*Stated exercise*. Repeat the entire listing exactly.

[Entries from a dataset]
_ _ _ _
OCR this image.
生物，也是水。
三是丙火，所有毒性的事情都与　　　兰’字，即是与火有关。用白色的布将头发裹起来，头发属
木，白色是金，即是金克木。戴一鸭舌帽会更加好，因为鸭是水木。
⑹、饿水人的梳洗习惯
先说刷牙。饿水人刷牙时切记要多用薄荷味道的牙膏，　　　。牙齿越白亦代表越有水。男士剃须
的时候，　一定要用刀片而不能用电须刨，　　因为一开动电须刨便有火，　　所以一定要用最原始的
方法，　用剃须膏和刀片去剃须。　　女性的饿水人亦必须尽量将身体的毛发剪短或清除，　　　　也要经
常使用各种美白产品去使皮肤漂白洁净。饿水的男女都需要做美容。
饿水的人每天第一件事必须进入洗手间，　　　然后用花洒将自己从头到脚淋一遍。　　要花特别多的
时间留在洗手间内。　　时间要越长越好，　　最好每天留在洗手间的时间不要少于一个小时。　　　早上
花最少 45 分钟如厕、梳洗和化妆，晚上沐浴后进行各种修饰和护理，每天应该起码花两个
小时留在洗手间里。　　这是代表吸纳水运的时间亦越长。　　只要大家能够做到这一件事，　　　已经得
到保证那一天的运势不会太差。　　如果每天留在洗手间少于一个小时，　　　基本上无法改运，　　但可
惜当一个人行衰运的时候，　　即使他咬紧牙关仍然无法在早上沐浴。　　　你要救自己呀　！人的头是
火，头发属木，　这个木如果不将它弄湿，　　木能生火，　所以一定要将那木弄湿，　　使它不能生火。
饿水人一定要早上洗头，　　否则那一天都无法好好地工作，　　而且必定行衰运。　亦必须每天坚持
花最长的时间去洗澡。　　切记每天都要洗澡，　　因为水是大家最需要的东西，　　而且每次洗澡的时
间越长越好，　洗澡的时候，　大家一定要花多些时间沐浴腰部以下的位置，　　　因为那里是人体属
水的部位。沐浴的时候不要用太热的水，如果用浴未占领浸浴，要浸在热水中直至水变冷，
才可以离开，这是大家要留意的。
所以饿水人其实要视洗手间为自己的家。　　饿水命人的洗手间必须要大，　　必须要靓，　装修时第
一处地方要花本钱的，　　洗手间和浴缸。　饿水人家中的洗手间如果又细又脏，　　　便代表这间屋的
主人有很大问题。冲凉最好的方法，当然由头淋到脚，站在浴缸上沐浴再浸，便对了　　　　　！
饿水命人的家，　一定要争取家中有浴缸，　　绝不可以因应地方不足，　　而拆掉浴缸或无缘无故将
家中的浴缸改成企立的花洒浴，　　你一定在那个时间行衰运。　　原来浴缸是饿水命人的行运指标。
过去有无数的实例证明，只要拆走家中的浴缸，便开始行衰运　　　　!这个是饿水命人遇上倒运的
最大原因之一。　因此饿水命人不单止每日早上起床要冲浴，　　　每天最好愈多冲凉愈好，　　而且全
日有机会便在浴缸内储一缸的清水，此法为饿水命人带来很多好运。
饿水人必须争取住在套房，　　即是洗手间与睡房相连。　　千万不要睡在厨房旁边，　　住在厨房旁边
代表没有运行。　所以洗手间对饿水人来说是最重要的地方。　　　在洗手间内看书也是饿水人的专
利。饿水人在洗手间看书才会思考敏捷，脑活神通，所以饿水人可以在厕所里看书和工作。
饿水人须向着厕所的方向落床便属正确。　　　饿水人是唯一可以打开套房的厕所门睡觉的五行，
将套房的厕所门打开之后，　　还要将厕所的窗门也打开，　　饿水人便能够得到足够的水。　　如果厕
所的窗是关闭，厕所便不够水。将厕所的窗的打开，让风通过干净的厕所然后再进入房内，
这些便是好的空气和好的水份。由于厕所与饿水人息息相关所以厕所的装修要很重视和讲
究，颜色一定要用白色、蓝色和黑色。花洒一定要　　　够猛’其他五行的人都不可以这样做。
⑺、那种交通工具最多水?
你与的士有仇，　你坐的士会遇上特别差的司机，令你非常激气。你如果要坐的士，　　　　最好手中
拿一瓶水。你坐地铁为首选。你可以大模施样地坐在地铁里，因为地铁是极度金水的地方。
_ _ _ _
*Answer to the exercise*.
OCR this image.
生物，也是水。
三是丙火，所有毒性的事情都与　　　兰’字，即是与火有关。用白色的布将头发裹起来，头发属
木，白色是金，即是金克木。戴一鸭舌帽会更加好，因为鸭是水木。
⑹、饿水人的梳洗习惯
先说刷牙。饿水人刷牙时切记要多用薄荷味道的牙膏，　　　。牙齿越白亦代表越有水。男士剃须
的时候，　一定要用刀片而不能用电须刨，　　因为一开动电须刨便有火，　　所以一定要用最原始的
方法，　用剃须膏和刀片去剃须。　　女性的饿水人亦必须尽量将身体的毛发剪短或清除，　　　　也要经
常使用各种美白产品去使皮肤漂白洁净。饿水的男女都需要做美容。
饿水的人每天第一件事必须进入洗手间，　　　然后用花洒将自己从头到脚淋一遍。　　要花特别多的
时间留在洗手间内。　　时间要越长越好，　　最好每天留在洗手间的时间不要少于一个小时。　　　早上
花最少 45 分钟如厕、梳洗和化妆，晚上沐浴后进行各种修饰和护理，每天应该起码花两个
小时留在洗手间里。　　这是代表吸纳水运的时间亦越长。　　只要大家能够做到这一件事，　　　已经得
到保证那一天的运势不会太差。　　如果每天留在洗手间少于一个小时，　　　基本上无法改运，　　但可
惜当一个人行衰运的时候，　　即使他咬紧牙关仍然无法在早上沐浴。　　　你要救自己呀　！人的头是
火，头发属木，　这个木如果不将它弄湿，　　木能生火，　所以一定要将那木弄湿，　　使它不能生火。
饿水人一定要早上洗头，　　否则那一天都无法好好地工作，　　而且必定行衰运。　亦必须每天坚持
花最长的时间去洗澡。　　切记每天都要洗澡，　　因为水是大家最需要的东西，　　而且每次洗澡的时
间越长越好，　洗澡的时候，　大家一定要花多些时间沐浴腰部以下的位置，　　　因为那里是人体属
水的部位。沐浴的时候不要用太热的水，如果用浴未占领浸浴，要浸在热水中直至水变冷，
才可以离开，这是大家要留意的。
所以饿水人其实要视洗手间为自己的家。　　饿水命人的洗手间必须要大，　　必须要靓，　装修时第
一处地方要花本钱的，　　洗手间和浴缸。　饿水人家中的洗手间如果又细又脏，　　　便代表这间屋的
主人有很大问题。冲凉最好的方法，当然由头淋到脚，站在浴缸上沐浴再浸，便对了　　　　　！
饿水命人的家，　一定要争取家中有浴缸，　　绝不可以因应地方不足，　　而拆掉浴缸或无缘无故将
家中的浴缸改成企立的花洒浴，　　你一定在那个时间行衰运。　　原来浴缸是饿水命人的行运指标。
过去有无数的实例证明，只要拆走家中的浴缸，便开始行衰运　　　　!这个是饿水命人遇上倒运的
最大原因之一。　因此饿水命人不单止每日早上起床要冲浴，　　　每天最好愈多冲凉愈好，　　而且全
日有机会便在浴缸内储一缸的清水，此法为饿水命人带来很多好运。
饿水人必须争取住在套房，　　即是洗手间与睡房相连。　　千万不要睡在厨房旁边，　　住在厨房旁边
代表没有运行。　所以洗手间对饿水人来说是最重要的地方。　　　在洗手间内看书也是饿水人的专
利。饿水人在洗手间看书才会思考敏捷，脑活神通，所以饿水人可以在厕所里看书和工作。
饿水人须向着厕所的方向落床便属正确。　　　饿水人是唯一可以打开套房的厕所门睡觉的五行，
将套房的厕所门打开之后，　　还要将厕所的窗门也打开，　　饿水人便能够得到足够的水。　　如果厕
所的窗是关闭，厕所便不够水。将厕所的窗的打开，让风通过干净的厕所然后再进入房内，
这些便是好的空气和好的水份。由于厕所与饿水人息息相关所以厕所的装修要很重视和讲
究，颜色一定要用白色、蓝色和黑色。花洒一定要　　　够猛’其他五行的人都不可以这样做。
⑺、那种交通工具最多水?
你与的士有仇，　你坐的士会遇上特别差的司机，令你非常激气。你如果要坐的士，　　　　最好手中
拿一瓶水。你坐地铁为首选。你可以大模施样地坐在地铁里，因为地铁是极度金水的地方。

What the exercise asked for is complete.